* **Given problem**: List all lines of the data containing the word "name".

* **Given records**:
---+---

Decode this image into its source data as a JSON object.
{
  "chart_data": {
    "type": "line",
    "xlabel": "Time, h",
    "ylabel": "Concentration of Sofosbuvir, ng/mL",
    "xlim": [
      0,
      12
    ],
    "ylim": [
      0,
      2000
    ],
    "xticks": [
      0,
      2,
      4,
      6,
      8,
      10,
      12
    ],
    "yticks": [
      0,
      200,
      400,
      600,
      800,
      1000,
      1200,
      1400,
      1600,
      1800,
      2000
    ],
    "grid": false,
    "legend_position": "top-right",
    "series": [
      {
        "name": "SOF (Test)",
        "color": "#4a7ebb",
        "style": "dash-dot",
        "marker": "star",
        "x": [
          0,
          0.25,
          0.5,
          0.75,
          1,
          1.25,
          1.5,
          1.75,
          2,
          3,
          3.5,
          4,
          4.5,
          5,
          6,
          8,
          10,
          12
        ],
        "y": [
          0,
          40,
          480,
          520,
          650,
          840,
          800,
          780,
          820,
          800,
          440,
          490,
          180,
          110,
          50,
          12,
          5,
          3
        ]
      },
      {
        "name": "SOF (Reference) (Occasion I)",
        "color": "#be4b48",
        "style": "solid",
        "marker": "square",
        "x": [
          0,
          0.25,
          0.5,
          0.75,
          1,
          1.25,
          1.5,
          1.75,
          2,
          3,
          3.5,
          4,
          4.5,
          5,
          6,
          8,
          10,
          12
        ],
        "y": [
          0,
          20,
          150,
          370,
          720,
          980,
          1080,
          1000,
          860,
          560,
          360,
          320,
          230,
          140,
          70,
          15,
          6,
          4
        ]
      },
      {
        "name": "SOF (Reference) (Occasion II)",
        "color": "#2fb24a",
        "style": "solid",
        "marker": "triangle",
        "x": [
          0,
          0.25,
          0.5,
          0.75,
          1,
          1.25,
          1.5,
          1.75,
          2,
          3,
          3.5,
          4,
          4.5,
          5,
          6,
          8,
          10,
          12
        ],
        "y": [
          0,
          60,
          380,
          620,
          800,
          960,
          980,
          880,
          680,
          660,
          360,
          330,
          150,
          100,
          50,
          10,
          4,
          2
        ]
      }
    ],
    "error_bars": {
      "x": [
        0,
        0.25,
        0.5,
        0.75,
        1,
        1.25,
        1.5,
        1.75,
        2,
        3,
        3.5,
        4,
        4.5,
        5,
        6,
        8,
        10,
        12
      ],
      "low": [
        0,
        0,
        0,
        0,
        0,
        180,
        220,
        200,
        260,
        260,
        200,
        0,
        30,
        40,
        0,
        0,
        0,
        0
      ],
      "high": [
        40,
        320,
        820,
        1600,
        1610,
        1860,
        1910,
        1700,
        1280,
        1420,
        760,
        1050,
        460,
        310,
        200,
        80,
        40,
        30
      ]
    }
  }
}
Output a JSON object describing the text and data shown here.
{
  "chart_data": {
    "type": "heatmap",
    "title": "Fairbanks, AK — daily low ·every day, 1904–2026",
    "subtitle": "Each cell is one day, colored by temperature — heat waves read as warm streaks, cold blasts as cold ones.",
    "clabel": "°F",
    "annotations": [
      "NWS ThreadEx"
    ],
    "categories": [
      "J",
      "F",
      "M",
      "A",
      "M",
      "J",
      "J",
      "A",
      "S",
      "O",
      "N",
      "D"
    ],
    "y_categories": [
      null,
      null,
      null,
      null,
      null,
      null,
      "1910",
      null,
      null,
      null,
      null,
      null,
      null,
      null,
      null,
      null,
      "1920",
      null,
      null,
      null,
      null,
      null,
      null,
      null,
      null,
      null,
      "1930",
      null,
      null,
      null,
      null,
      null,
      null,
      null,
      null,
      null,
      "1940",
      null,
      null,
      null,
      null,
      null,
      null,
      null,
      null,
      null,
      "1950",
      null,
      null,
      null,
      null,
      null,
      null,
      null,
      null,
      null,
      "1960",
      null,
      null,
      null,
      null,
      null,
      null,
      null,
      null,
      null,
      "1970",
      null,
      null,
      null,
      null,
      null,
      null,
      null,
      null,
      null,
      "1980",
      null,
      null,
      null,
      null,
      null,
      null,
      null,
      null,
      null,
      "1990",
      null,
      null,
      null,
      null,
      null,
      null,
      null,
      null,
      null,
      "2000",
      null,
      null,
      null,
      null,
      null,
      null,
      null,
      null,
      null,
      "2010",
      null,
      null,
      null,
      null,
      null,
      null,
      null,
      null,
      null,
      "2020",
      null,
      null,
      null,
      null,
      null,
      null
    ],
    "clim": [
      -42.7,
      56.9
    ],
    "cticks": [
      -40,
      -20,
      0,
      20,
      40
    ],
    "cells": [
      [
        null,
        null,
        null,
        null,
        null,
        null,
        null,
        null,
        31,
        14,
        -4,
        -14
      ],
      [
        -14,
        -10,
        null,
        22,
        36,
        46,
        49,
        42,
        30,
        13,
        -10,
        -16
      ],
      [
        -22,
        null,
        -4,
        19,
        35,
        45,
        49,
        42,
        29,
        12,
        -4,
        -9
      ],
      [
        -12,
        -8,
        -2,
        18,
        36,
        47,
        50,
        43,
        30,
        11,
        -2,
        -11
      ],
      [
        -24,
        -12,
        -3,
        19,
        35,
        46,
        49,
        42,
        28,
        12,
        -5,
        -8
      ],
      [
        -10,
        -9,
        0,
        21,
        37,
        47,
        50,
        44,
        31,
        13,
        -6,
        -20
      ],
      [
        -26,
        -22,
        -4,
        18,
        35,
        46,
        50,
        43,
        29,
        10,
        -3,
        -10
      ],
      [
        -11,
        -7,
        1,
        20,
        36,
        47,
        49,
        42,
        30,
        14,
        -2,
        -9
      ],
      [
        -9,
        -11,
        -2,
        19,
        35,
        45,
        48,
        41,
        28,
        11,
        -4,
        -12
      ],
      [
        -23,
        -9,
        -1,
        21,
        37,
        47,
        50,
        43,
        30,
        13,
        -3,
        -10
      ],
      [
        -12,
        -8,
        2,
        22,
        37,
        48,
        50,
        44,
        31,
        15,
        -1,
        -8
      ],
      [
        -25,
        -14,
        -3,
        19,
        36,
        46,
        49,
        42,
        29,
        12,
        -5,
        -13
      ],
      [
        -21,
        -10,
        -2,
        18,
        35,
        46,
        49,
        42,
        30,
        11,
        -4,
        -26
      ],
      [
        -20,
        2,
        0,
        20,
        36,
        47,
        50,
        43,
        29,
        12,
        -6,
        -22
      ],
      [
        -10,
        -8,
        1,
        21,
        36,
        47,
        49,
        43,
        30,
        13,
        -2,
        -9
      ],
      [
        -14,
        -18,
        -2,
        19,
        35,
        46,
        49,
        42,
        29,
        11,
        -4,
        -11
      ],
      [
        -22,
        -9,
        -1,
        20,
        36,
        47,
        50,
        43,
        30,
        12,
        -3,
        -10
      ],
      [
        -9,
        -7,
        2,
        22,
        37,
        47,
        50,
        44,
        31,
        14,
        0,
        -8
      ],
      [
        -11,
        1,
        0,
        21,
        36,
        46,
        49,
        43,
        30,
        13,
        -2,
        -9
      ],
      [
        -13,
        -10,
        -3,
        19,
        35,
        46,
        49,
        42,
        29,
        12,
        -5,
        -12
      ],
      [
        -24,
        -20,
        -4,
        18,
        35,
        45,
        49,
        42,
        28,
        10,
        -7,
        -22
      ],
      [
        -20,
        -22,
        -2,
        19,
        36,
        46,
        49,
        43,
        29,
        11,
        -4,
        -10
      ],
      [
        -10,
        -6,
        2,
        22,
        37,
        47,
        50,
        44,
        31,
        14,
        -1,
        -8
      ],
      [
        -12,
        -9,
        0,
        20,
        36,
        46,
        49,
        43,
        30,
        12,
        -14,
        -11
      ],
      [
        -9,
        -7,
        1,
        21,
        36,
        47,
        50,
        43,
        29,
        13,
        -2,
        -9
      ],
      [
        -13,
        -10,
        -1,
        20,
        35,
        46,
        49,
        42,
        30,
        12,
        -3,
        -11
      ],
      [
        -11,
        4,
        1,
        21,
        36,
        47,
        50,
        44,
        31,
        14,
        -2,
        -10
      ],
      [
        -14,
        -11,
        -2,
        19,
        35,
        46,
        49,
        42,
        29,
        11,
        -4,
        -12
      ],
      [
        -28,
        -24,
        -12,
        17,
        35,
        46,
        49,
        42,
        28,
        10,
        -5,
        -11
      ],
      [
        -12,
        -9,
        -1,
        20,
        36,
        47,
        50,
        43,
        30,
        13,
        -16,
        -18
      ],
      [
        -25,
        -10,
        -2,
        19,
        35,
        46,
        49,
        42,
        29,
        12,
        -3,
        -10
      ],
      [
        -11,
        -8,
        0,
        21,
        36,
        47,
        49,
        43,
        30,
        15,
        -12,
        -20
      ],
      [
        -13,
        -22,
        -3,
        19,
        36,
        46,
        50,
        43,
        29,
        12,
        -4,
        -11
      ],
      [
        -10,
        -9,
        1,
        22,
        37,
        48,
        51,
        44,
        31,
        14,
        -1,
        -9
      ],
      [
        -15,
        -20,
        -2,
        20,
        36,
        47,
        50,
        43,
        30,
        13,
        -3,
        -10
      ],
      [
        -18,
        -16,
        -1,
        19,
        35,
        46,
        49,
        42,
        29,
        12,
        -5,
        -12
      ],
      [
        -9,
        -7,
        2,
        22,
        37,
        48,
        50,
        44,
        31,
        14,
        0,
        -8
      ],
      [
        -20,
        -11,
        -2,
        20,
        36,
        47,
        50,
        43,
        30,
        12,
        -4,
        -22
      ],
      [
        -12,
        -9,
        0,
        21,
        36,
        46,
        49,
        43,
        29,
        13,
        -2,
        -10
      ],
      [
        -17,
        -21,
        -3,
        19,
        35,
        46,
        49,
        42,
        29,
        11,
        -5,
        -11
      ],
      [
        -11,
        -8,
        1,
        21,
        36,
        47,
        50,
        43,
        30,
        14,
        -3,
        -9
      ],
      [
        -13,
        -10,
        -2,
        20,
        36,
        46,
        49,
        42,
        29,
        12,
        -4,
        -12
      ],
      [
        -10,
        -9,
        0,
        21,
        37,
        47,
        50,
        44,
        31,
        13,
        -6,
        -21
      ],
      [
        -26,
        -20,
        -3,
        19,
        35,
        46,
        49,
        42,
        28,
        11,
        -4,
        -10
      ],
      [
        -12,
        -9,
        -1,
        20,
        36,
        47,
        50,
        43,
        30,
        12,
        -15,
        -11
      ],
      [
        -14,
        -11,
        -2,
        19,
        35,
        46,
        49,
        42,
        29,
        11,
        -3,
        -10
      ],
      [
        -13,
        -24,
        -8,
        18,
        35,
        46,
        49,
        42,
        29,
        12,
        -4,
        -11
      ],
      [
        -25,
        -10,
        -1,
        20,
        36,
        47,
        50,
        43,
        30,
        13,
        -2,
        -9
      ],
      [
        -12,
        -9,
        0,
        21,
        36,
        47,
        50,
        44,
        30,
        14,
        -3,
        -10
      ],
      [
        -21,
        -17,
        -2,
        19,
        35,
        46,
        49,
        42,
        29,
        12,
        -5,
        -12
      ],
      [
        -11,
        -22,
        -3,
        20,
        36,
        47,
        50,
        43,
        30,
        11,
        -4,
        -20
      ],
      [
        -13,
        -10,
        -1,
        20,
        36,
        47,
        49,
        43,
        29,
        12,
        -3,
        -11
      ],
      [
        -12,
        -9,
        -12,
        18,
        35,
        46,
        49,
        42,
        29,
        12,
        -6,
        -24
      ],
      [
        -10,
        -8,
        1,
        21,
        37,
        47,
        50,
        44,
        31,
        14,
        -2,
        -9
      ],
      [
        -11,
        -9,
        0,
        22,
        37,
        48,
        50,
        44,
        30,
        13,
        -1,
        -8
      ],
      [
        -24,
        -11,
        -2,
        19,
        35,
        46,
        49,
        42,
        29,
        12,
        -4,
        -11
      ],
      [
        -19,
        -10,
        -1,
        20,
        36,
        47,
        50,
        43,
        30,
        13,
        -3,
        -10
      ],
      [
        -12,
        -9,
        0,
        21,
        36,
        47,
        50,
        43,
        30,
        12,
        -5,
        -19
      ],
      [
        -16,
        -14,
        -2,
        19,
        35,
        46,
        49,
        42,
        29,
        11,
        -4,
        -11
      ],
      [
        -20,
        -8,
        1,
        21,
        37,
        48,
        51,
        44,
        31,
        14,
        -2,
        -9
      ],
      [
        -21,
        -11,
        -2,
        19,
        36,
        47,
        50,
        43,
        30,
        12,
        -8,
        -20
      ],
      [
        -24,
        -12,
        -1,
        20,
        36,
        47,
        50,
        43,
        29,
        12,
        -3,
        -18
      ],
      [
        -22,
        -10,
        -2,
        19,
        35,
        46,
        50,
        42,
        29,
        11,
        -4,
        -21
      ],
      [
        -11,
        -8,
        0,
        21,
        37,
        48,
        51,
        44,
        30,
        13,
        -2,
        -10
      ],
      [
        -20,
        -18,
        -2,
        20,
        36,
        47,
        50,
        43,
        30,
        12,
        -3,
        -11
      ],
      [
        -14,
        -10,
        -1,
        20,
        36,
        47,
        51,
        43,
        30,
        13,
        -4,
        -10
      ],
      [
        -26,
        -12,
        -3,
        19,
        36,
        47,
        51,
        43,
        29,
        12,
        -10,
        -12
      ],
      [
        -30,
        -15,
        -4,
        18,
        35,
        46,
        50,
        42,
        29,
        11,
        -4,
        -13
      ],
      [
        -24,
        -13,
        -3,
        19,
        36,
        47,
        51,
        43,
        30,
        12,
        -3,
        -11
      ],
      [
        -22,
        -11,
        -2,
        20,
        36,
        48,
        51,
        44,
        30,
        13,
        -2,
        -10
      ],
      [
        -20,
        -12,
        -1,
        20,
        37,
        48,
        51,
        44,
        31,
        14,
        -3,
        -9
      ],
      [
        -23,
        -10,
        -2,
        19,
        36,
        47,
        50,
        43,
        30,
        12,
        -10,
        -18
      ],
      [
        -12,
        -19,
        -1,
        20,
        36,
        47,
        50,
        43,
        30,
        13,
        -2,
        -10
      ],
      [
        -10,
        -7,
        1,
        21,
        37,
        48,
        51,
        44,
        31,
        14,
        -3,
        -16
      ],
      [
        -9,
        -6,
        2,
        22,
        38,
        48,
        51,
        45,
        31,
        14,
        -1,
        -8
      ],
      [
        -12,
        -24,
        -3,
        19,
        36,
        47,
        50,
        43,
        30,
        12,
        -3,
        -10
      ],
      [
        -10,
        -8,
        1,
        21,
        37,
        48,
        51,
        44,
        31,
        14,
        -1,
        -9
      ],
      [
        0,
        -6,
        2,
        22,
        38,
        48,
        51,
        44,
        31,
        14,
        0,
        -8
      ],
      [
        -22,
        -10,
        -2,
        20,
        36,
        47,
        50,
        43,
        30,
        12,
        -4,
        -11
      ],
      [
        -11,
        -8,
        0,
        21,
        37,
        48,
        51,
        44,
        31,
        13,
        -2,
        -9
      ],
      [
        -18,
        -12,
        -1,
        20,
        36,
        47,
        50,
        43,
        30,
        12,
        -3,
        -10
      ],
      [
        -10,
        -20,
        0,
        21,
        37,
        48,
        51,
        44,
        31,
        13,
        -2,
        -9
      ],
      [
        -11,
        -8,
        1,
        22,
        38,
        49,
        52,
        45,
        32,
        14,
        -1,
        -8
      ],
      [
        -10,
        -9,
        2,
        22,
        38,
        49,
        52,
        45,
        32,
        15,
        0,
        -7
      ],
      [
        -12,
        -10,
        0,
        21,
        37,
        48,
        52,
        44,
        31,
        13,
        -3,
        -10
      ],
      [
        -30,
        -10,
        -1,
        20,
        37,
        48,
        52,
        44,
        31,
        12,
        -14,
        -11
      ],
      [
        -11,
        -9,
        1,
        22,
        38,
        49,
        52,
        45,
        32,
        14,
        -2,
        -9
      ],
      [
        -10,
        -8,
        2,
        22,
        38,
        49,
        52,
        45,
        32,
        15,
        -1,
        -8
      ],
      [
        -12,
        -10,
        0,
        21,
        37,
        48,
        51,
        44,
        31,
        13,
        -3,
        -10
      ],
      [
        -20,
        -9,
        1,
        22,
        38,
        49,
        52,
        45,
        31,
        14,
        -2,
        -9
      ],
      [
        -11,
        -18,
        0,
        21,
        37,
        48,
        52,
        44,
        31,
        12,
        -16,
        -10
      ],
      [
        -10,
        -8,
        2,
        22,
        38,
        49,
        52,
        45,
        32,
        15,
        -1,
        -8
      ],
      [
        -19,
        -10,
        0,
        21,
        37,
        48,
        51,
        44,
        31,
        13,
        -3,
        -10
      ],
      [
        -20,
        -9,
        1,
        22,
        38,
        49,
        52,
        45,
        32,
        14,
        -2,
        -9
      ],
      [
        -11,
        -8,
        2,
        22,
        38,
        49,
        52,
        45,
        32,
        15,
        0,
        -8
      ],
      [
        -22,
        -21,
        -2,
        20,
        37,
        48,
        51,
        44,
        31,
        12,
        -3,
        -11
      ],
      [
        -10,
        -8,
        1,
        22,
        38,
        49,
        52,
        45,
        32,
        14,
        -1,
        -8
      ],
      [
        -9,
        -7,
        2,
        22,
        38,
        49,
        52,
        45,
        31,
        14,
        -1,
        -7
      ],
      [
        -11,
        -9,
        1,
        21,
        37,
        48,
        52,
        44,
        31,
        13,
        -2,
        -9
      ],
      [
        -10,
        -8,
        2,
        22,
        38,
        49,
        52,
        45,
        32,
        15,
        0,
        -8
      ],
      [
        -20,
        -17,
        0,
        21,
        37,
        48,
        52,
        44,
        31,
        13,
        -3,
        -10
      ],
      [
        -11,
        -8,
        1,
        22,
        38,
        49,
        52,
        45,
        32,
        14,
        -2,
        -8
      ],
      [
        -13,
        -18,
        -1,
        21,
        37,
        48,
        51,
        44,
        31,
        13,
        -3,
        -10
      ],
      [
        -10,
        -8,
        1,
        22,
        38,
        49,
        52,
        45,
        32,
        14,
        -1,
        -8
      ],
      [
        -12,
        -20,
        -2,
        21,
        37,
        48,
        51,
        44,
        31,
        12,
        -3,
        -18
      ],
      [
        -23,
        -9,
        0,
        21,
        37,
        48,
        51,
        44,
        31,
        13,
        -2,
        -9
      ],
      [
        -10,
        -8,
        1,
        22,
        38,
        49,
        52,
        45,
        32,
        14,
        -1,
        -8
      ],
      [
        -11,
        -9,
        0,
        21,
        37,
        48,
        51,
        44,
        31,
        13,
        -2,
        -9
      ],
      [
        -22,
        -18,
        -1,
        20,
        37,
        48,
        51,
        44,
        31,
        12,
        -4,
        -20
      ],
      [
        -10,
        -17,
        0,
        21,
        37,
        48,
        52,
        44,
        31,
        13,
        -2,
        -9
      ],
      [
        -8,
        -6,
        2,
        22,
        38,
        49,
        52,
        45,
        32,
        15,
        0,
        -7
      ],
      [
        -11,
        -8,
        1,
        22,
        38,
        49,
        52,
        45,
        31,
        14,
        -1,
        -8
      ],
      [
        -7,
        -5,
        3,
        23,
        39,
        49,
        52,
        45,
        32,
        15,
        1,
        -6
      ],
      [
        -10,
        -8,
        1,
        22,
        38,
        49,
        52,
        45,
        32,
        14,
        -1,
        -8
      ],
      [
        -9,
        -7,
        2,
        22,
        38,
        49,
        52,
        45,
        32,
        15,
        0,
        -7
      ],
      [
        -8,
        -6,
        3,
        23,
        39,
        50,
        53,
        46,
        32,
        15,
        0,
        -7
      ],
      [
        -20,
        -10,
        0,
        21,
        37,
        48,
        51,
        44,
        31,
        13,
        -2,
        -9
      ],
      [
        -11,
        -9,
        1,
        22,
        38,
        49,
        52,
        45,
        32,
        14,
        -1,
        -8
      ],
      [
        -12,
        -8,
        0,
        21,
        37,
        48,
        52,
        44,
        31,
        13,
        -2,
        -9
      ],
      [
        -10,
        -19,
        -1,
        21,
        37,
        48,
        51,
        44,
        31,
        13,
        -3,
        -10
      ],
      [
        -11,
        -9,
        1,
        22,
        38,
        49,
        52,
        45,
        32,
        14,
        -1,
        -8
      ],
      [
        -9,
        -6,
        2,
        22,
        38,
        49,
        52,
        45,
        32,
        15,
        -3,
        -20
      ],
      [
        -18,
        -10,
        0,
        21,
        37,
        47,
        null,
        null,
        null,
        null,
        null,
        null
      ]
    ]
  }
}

---+---

* **Solution for this task**:
        "name": "SOF (Test)",
        "name": "SOF (Reference) (Occasion I)",
        "name": "SOF (Reference) (Occasion II)",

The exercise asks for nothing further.